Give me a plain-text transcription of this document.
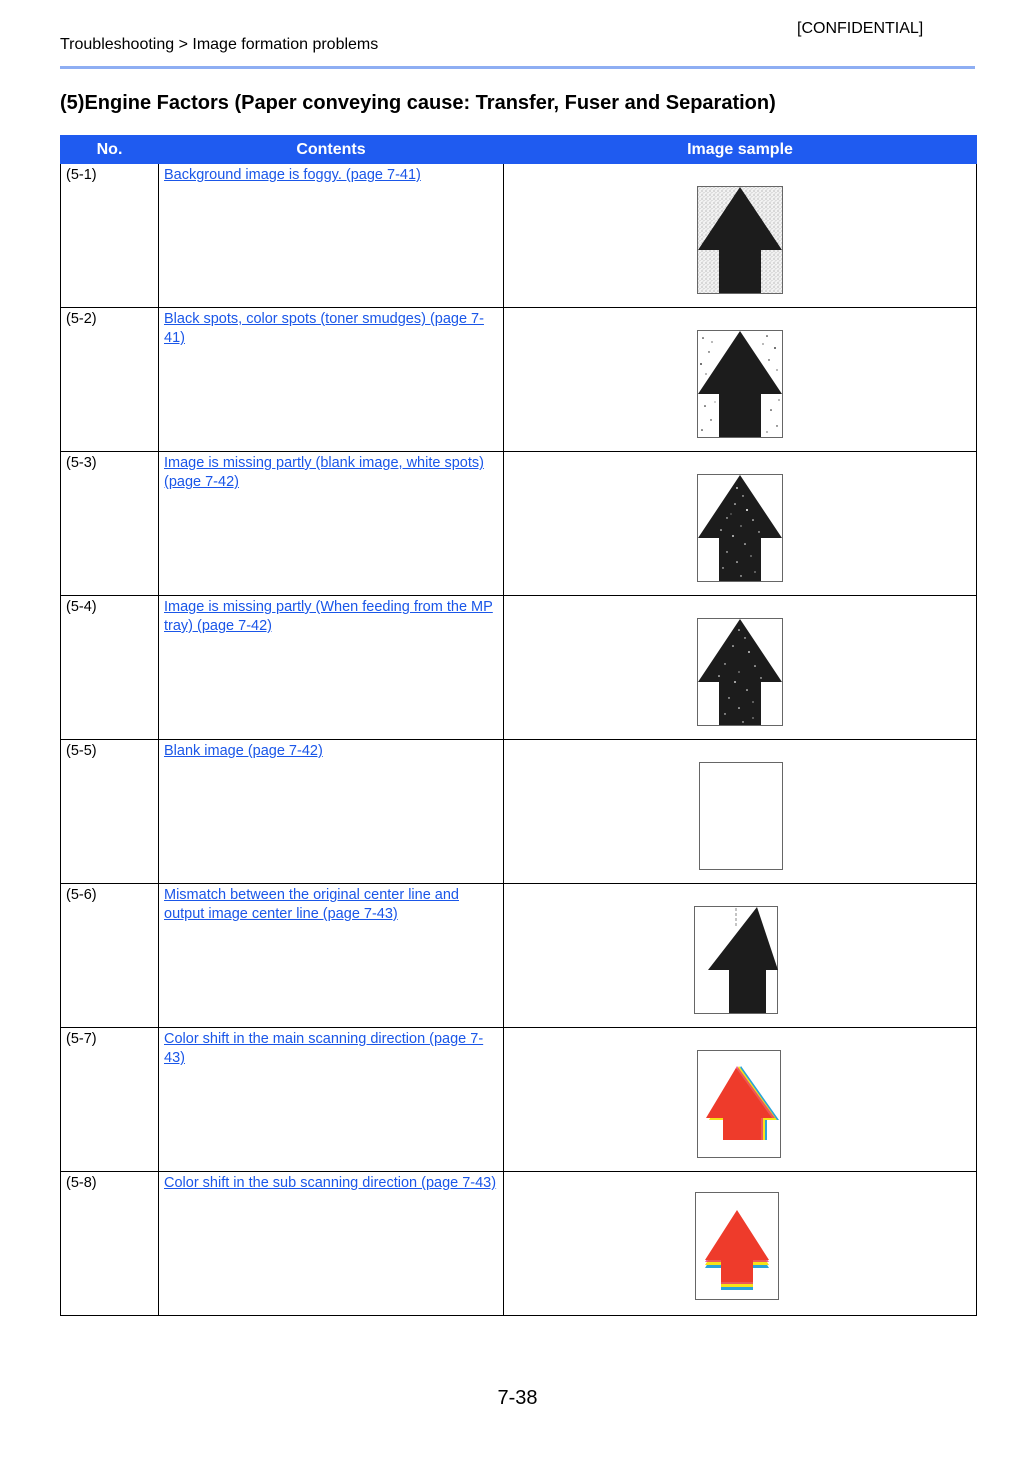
[CONFIDENTIAL]
Troubleshooting > Image formation problems
(5)Engine Factors (Paper conveying cause: Transfer, Fuser and Separation)
No.	Contents	Image sample
(5-1)	Background image is foggy. (page 7-41)	

(5-2)	Black spots, color spots (toner smudges) (page 7-41)	

(5-3)	Image is missing partly (blank image, white spots) (page 7-42)	

(5-4)	Image is missing partly (When feeding from the MP tray) (page 7-42)	

(5-5)	Blank image (page 7-42)	

(5-6)	Mismatch between the original center line and output image center line (page 7-43)	

(5-7)	Color shift in the main scanning direction (page 7-43)	

(5-8)	Color shift in the sub scanning direction (page 7-43)	
7-38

----------

• AIM: Restate the whole listing above exactly, except for its images.

• ANSWER:
Give me a plain-text transcription of this document.
[CONFIDENTIAL]
Troubleshooting > Image formation problems
(5)Engine Factors (Paper conveying cause: Transfer, Fuser and Separation)
No.	Contents	Image sample
(5-1)	Background image is foggy. (page 7-41)	

(5-2)	Black spots, color spots (toner smudges) (page 7-41)	

(5-3)	Image is missing partly (blank image, white spots) (page 7-42)	

(5-4)	Image is missing partly (When feeding from the MP tray) (page 7-42)	

(5-5)	Blank image (page 7-42)	

(5-6)	Mismatch between the original center line and output image center line (page 7-43)	

(5-7)	Color shift in the main scanning direction (page 7-43)	

(5-8)	Color shift in the sub scanning direction (page 7-43)	
7-38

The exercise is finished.